[Data records]
^^^^^^^^
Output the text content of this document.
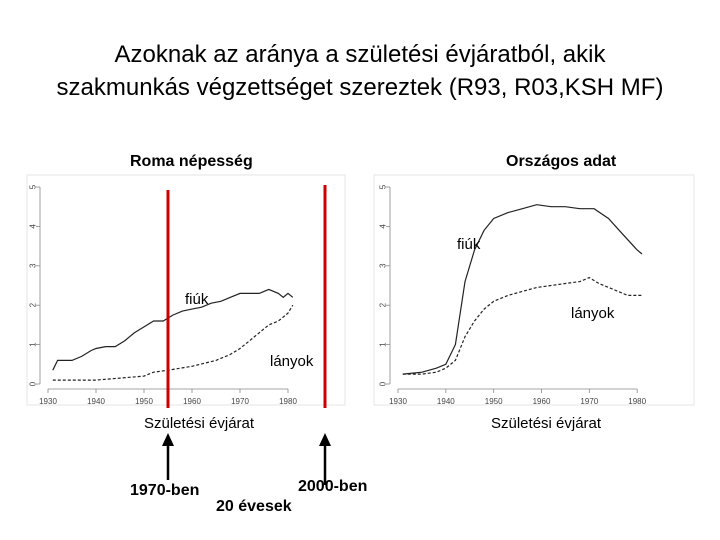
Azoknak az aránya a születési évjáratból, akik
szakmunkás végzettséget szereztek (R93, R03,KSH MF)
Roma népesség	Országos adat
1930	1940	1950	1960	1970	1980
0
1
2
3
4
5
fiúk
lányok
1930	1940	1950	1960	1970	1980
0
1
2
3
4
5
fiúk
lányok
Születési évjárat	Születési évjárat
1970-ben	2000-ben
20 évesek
^^^^^^^^
Write out all the entries exactly, except for the pictures.

Output the text content of this document.
Azoknak az aránya a születési évjáratból, akik
szakmunkás végzettséget szereztek (R93, R03,KSH MF)
Roma népesség	Országos adat
1930	1940	1950	1960	1970	1980
0
1
2
3
4
5
fiúk
lányok
1930	1940	1950	1960	1970	1980
0
1
2
3
4
5
fiúk
lányok
Születési évjárat	Születési évjárat
1970-ben	2000-ben
20 évesek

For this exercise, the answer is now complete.